■ **GOAL**
Reproduce every entry exactly and leave its pictures out.

-- BEGIN --

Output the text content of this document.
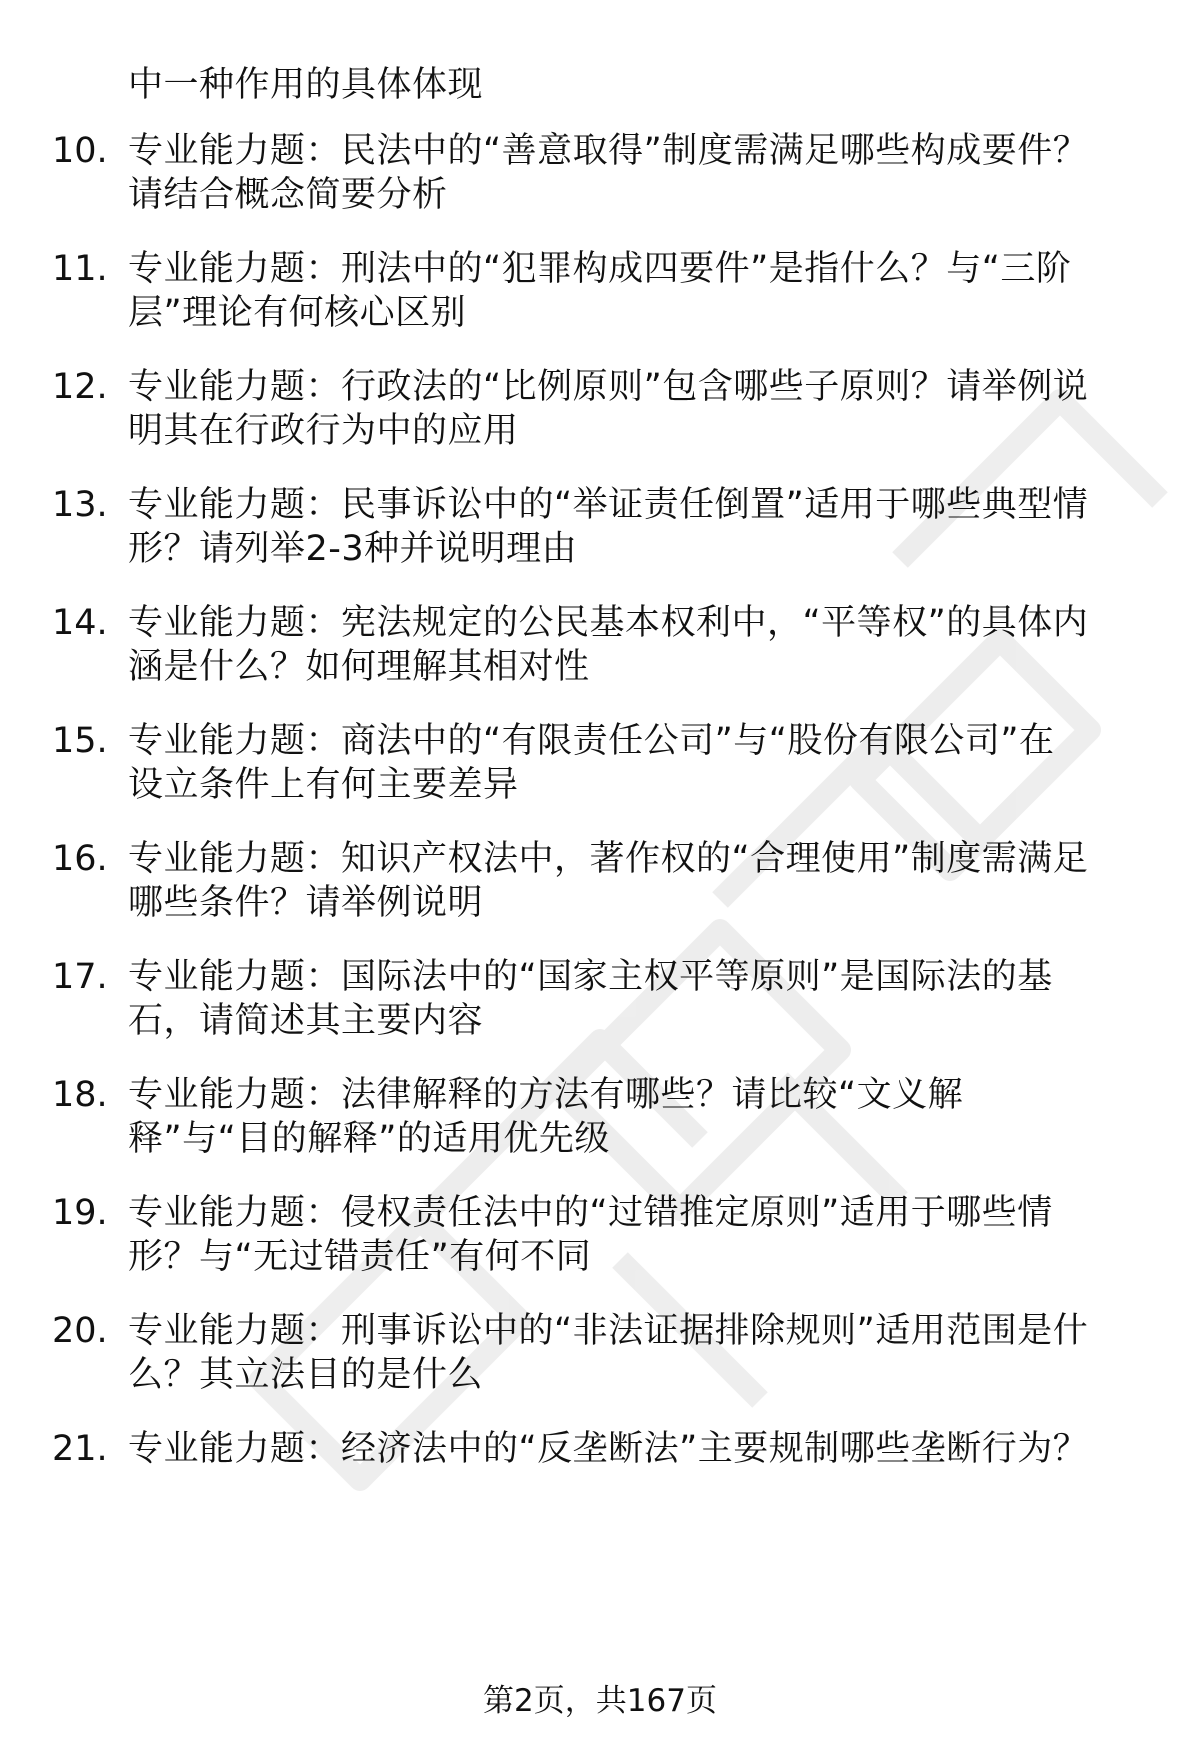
中一种作用的具体体现
10. 专业能力题：民法中的“善意取得”制度需满足哪些构成要件？
请结合概念简要分析
11. 专业能力题：刑法中的“犯罪构成四要件”是指什么？与“三阶
层”理论有何核心区别
12. 专业能力题：行政法的“比例原则”包含哪些子原则？请举例说
明其在行政行为中的应用
13. 专业能力题：民事诉讼中的“举证责任倒置”适用于哪些典型情
形？请列举2-3种并说明理由
14. 专业能力题：宪法规定的公民基本权利中，“平等权”的具体内
涵是什么？如何理解其相对性
15. 专业能力题：商法中的“有限责任公司”与“股份有限公司”在
设立条件上有何主要差异
16. 专业能力题：知识产权法中，著作权的“合理使用”制度需满足
哪些条件？请举例说明
17. 专业能力题：国际法中的“国家主权平等原则”是国际法的基
石，请简述其主要内容
18. 专业能力题：法律解释的方法有哪些？请比较“文义解
释”与“目的解释”的适用优先级
19. 专业能力题：侵权责任法中的“过错推定原则”适用于哪些情
形？与“无过错责任”有何不同
20. 专业能力题：刑事诉讼中的“非法证据排除规则”适用范围是什
么？其立法目的是什么
21. 专业能力题：经济法中的“反垄断法”主要规制哪些垄断行为？
第2页，共167页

-- END --

■ **ANSWER TO THIS PROBLEM**
Output the text content of this document.
中一种作用的具体体现
10. 专业能力题：民法中的“善意取得”制度需满足哪些构成要件？
请结合概念简要分析
11. 专业能力题：刑法中的“犯罪构成四要件”是指什么？与“三阶
层”理论有何核心区别
12. 专业能力题：行政法的“比例原则”包含哪些子原则？请举例说
明其在行政行为中的应用
13. 专业能力题：民事诉讼中的“举证责任倒置”适用于哪些典型情
形？请列举2-3种并说明理由
14. 专业能力题：宪法规定的公民基本权利中，“平等权”的具体内
涵是什么？如何理解其相对性
15. 专业能力题：商法中的“有限责任公司”与“股份有限公司”在
设立条件上有何主要差异
16. 专业能力题：知识产权法中，著作权的“合理使用”制度需满足
哪些条件？请举例说明
17. 专业能力题：国际法中的“国家主权平等原则”是国际法的基
石，请简述其主要内容
18. 专业能力题：法律解释的方法有哪些？请比较“文义解
释”与“目的解释”的适用优先级
19. 专业能力题：侵权责任法中的“过错推定原则”适用于哪些情
形？与“无过错责任”有何不同
20. 专业能力题：刑事诉讼中的“非法证据排除规则”适用范围是什
么？其立法目的是什么
21. 专业能力题：经济法中的“反垄断法”主要规制哪些垄断行为？
第2页，共167页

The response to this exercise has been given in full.